WHAT YOU HAVE TO DO:
All of the data below must be repeated exactly.

SUPPLIED INFORMATION:
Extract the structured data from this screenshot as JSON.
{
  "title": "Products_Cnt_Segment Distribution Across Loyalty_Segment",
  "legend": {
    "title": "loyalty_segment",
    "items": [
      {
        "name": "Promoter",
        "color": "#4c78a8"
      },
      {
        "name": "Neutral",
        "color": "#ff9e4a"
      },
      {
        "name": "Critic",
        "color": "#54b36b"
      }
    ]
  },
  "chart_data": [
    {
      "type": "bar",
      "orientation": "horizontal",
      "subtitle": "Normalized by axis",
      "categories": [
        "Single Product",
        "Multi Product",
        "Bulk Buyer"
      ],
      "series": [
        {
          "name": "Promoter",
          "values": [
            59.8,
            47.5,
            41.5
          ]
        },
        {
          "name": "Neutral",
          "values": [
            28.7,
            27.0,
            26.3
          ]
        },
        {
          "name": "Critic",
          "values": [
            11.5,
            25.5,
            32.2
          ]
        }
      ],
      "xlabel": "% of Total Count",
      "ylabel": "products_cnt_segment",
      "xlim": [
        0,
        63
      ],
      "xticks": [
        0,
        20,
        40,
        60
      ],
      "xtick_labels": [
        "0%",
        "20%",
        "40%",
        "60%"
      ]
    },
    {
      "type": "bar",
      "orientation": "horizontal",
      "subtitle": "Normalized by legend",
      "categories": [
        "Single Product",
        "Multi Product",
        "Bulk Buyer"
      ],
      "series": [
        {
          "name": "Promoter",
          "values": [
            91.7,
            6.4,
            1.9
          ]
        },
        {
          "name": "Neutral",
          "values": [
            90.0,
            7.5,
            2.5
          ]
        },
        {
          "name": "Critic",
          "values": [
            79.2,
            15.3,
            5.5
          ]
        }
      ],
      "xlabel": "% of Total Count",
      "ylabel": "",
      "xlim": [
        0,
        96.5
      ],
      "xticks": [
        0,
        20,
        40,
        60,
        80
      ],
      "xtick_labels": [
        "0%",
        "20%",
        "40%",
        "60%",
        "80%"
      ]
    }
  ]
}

ANSWER TO THIS EXERCISE:
Extract the structured data from this screenshot as JSON.
{
  "title": "Products_Cnt_Segment Distribution Across Loyalty_Segment",
  "legend": {
    "title": "loyalty_segment",
    "items": [
      {
        "name": "Promoter",
        "color": "#4c78a8"
      },
      {
        "name": "Neutral",
        "color": "#ff9e4a"
      },
      {
        "name": "Critic",
        "color": "#54b36b"
      }
    ]
  },
  "chart_data": [
    {
      "type": "bar",
      "orientation": "horizontal",
      "subtitle": "Normalized by axis",
      "categories": [
        "Single Product",
        "Multi Product",
        "Bulk Buyer"
      ],
      "series": [
        {
          "name": "Promoter",
          "values": [
            59.8,
            47.5,
            41.5
          ]
        },
        {
          "name": "Neutral",
          "values": [
            28.7,
            27.0,
            26.3
          ]
        },
        {
          "name": "Critic",
          "values": [
            11.5,
            25.5,
            32.2
          ]
        }
      ],
      "xlabel": "% of Total Count",
      "ylabel": "products_cnt_segment",
      "xlim": [
        0,
        63
      ],
      "xticks": [
        0,
        20,
        40,
        60
      ],
      "xtick_labels": [
        "0%",
        "20%",
        "40%",
        "60%"
      ]
    },
    {
      "type": "bar",
      "orientation": "horizontal",
      "subtitle": "Normalized by legend",
      "categories": [
        "Single Product",
        "Multi Product",
        "Bulk Buyer"
      ],
      "series": [
        {
          "name": "Promoter",
          "values": [
            91.7,
            6.4,
            1.9
          ]
        },
        {
          "name": "Neutral",
          "values": [
            90.0,
            7.5,
            2.5
          ]
        },
        {
          "name": "Critic",
          "values": [
            79.2,
            15.3,
            5.5
          ]
        }
      ],
      "xlabel": "% of Total Count",
      "ylabel": "",
      "xlim": [
        0,
        96.5
      ],
      "xticks": [
        0,
        20,
        40,
        60,
        80
      ],
      "xtick_labels": [
        "0%",
        "20%",
        "40%",
        "60%",
        "80%"
      ]
    }
  ]
}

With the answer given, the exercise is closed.